[Dataset rows]
########################################

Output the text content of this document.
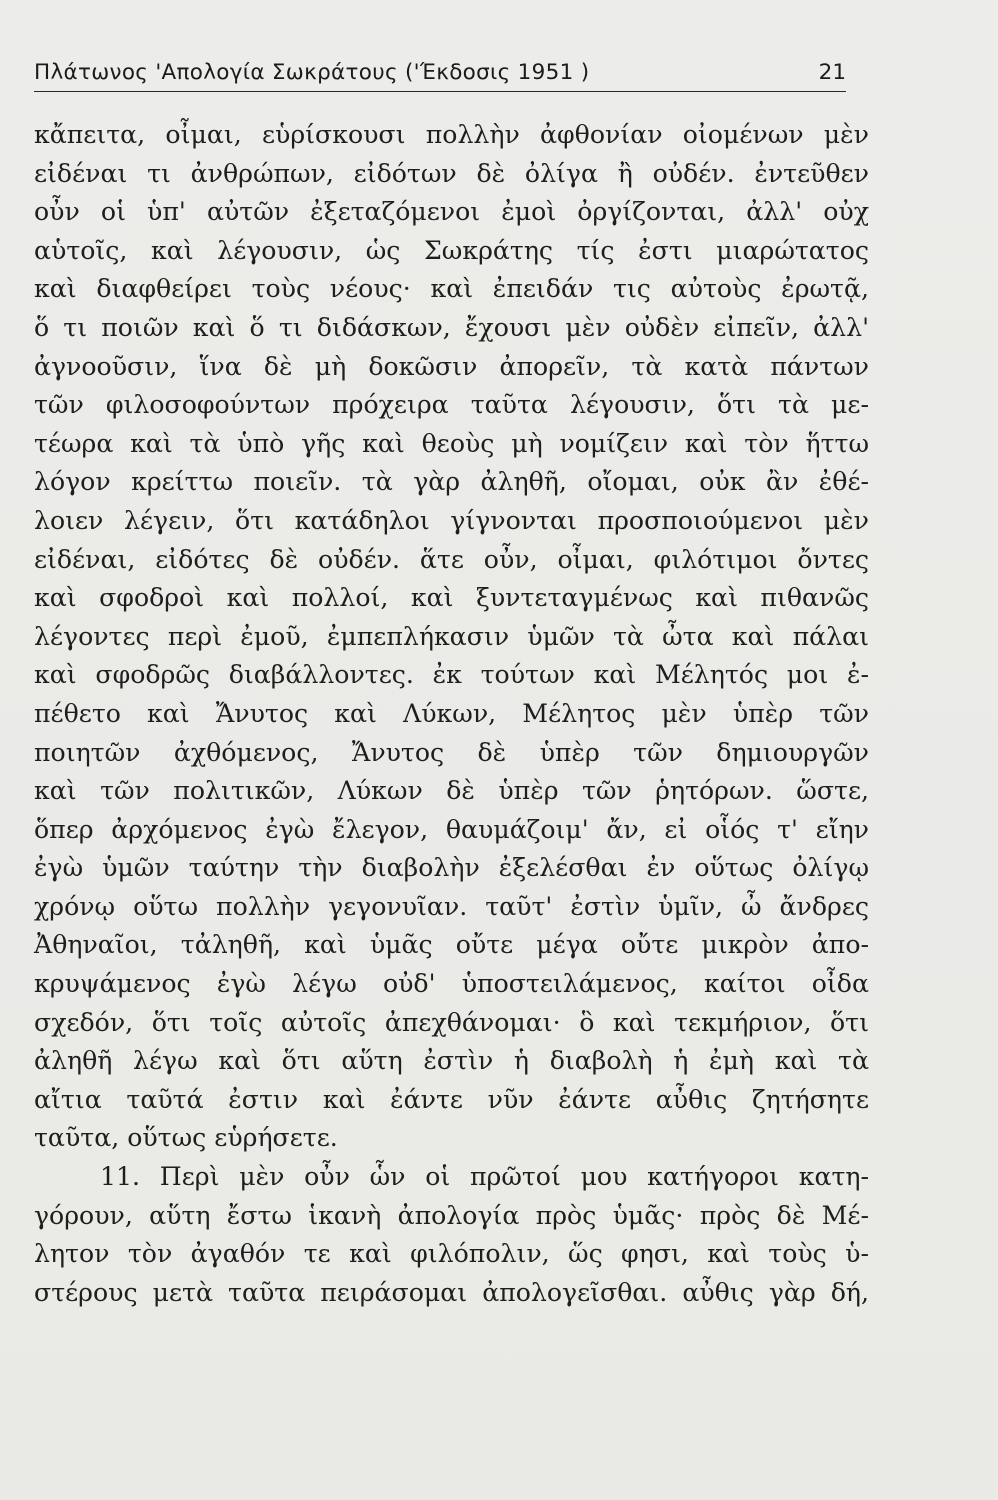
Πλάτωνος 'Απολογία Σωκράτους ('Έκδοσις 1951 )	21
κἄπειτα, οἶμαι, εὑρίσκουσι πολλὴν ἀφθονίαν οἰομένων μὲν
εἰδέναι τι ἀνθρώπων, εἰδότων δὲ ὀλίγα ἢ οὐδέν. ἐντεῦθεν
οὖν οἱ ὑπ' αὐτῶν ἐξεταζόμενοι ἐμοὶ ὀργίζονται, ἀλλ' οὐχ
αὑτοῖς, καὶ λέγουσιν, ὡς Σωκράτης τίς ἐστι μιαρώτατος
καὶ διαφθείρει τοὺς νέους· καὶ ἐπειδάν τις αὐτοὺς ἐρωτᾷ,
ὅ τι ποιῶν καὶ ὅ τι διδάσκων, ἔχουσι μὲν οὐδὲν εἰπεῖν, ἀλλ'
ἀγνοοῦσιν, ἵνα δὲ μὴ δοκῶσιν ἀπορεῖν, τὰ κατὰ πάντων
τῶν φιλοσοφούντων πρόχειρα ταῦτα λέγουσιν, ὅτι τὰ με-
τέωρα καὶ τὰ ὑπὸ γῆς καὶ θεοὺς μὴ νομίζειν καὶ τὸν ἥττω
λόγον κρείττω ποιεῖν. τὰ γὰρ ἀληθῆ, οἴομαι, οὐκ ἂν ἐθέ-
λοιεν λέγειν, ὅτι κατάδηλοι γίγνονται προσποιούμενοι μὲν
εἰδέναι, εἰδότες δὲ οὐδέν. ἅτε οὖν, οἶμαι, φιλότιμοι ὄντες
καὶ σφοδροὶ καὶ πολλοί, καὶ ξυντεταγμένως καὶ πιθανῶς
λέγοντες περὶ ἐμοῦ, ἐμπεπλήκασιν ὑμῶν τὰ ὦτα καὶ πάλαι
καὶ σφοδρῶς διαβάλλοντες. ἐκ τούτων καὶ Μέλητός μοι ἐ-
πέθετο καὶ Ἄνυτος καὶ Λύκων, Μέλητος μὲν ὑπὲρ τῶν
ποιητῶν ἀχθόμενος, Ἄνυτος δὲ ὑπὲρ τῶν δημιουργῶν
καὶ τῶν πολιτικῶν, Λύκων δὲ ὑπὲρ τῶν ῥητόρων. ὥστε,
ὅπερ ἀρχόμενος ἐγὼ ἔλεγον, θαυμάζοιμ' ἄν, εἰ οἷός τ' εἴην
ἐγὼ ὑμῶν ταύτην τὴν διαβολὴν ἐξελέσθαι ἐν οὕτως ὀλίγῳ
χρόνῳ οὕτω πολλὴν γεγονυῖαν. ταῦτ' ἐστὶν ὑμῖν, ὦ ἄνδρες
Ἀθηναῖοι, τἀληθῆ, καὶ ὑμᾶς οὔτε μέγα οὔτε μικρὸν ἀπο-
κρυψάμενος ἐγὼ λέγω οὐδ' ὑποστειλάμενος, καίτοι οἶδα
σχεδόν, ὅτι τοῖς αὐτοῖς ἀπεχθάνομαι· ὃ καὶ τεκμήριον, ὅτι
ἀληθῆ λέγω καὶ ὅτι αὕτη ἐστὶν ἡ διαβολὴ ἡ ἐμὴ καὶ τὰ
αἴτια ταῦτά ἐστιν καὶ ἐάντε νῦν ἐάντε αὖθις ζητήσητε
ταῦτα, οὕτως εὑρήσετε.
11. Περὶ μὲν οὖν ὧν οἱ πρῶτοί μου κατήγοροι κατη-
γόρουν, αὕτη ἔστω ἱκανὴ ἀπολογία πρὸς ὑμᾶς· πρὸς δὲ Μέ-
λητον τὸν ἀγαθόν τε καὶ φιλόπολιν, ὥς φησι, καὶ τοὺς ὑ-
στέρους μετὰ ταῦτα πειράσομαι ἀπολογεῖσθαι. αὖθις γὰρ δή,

########################################

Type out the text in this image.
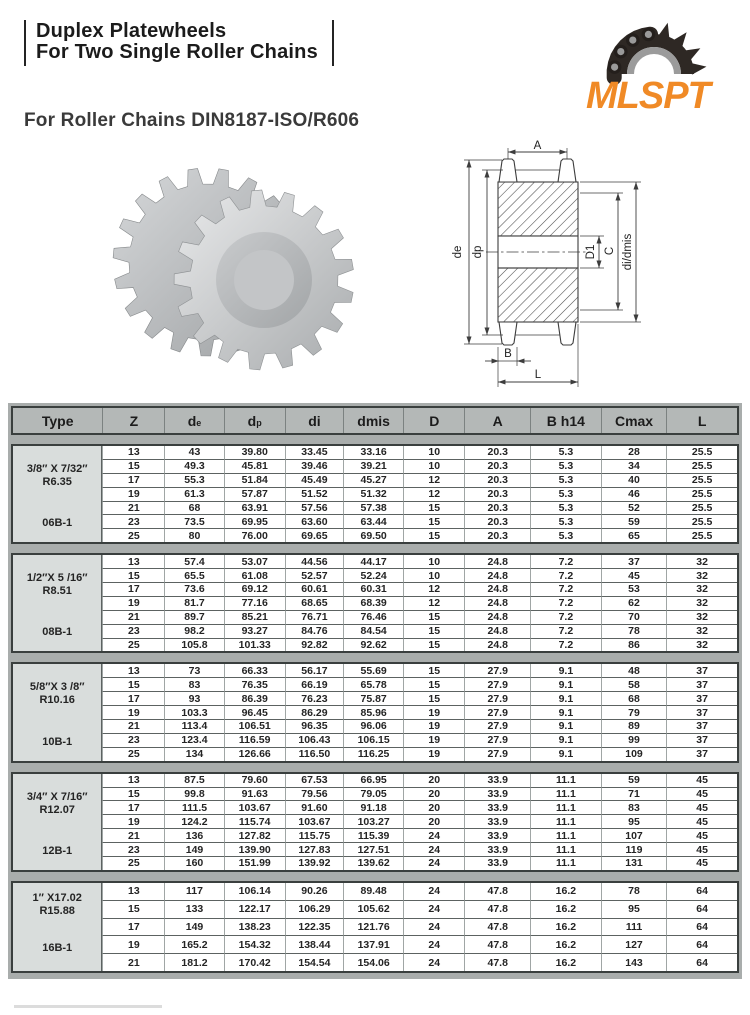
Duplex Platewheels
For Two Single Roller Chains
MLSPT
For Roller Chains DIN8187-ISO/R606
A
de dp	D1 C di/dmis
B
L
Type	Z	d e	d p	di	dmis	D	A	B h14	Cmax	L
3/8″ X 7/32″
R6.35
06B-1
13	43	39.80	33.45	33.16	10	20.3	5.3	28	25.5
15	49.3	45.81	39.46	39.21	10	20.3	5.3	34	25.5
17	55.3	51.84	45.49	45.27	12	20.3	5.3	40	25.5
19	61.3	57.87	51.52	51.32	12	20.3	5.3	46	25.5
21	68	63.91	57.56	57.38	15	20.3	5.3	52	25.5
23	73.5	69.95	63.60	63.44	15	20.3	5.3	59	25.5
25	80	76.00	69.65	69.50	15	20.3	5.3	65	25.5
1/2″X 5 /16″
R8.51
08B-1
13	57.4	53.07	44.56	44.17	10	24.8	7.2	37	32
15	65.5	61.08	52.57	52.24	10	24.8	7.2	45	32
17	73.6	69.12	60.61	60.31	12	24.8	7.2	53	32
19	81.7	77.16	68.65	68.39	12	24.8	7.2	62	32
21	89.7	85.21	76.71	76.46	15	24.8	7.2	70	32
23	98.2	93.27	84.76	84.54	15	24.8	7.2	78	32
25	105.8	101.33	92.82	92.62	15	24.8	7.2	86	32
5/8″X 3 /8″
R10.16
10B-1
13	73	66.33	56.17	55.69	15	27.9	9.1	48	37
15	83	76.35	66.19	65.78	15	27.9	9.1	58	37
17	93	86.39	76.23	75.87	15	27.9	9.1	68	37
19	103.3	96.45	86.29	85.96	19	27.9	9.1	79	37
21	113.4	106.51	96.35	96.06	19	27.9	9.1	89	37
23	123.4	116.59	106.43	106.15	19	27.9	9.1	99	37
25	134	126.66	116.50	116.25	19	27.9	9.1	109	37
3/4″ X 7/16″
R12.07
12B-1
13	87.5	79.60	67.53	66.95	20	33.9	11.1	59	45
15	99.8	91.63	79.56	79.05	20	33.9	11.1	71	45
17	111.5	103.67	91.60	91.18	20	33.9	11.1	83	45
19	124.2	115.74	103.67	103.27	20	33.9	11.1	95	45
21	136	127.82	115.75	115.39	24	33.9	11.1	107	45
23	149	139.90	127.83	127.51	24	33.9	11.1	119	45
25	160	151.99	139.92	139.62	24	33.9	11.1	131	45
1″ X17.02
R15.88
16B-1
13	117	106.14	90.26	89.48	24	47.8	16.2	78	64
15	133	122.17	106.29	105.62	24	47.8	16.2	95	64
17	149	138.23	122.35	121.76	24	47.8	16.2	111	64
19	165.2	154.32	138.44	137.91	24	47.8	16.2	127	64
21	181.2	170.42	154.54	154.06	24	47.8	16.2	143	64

########################################

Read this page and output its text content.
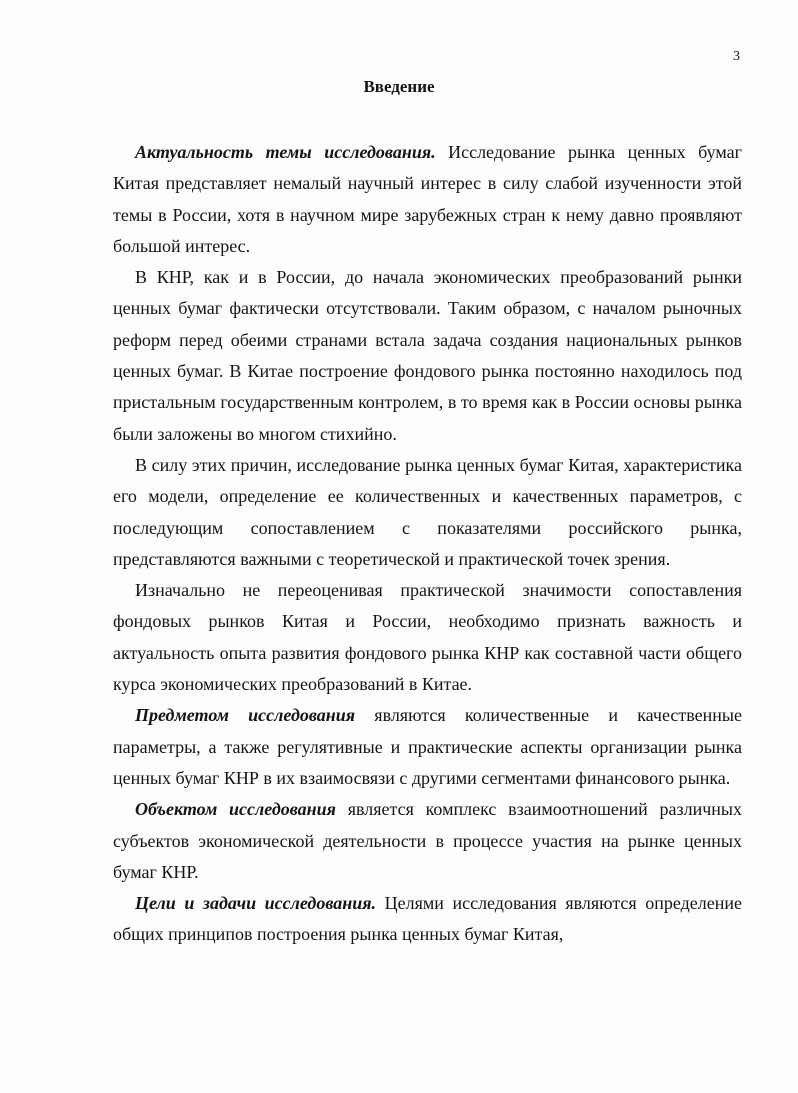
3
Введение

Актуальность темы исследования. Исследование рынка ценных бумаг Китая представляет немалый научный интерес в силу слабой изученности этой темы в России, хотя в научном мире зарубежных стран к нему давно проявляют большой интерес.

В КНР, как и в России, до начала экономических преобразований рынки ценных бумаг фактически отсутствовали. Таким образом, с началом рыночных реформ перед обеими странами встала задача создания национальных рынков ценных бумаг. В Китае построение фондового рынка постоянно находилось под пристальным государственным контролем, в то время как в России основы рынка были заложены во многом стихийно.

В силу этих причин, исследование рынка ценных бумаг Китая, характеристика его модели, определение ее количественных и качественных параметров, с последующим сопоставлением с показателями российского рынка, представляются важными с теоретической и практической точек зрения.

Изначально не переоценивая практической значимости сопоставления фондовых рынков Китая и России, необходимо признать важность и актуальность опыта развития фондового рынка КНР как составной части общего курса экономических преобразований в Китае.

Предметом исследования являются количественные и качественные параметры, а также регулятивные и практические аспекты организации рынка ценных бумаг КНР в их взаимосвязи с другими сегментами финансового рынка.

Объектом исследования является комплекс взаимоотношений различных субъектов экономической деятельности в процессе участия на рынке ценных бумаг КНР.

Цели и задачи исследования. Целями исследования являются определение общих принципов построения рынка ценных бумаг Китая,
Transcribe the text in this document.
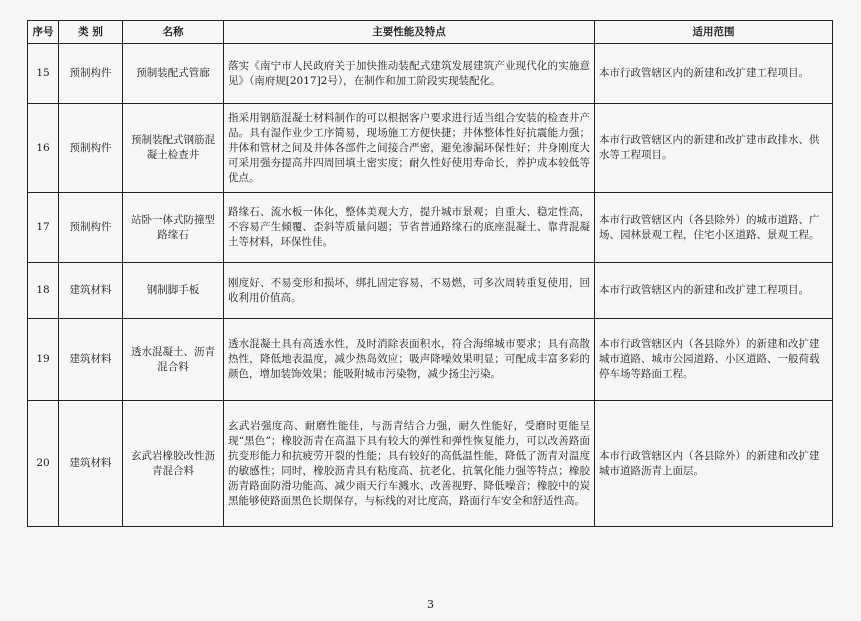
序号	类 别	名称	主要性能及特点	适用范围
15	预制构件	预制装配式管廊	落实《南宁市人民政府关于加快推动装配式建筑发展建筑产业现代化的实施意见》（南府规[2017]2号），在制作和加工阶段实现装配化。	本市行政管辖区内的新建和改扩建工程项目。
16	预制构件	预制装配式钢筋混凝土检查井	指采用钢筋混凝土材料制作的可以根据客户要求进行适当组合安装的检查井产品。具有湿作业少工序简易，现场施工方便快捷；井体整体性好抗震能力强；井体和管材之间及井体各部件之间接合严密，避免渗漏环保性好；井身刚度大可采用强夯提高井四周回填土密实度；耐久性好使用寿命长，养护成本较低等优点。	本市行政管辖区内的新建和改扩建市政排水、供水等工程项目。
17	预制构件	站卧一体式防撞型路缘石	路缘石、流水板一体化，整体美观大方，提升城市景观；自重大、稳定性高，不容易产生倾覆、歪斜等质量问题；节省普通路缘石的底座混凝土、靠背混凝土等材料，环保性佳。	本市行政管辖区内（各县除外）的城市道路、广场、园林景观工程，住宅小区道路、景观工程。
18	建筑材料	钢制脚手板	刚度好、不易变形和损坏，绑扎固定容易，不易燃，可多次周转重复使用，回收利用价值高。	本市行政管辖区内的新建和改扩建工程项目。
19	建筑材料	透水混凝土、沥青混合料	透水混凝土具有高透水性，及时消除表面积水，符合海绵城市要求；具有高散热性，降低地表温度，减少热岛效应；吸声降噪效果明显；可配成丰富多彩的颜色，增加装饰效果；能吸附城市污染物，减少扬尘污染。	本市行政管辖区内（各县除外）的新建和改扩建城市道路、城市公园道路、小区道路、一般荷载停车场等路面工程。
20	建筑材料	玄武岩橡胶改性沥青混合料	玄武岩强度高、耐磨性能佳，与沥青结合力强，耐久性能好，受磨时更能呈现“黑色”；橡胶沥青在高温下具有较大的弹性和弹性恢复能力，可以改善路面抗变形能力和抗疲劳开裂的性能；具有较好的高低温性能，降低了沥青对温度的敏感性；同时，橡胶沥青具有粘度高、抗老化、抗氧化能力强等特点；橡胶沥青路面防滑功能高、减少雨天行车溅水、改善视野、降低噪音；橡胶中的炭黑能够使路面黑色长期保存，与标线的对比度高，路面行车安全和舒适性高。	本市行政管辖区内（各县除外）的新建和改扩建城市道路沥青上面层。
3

########################################

- WHAT IS BEING ASKED -
Collect every line with the string "ἐστὶν" from the records, and copy each.

- ANSWER TO THE TASK -
χρόνῳ οὕτω πολλὴν γεγονυῖαν. ταῦτ' ἐστὶν ὑμῖν, ὦ ἄνδρες
ἀληθῆ λέγω καὶ ὅτι αὕτη ἐστὶν ἡ διαβολὴ ἡ ἐμὴ καὶ τὰ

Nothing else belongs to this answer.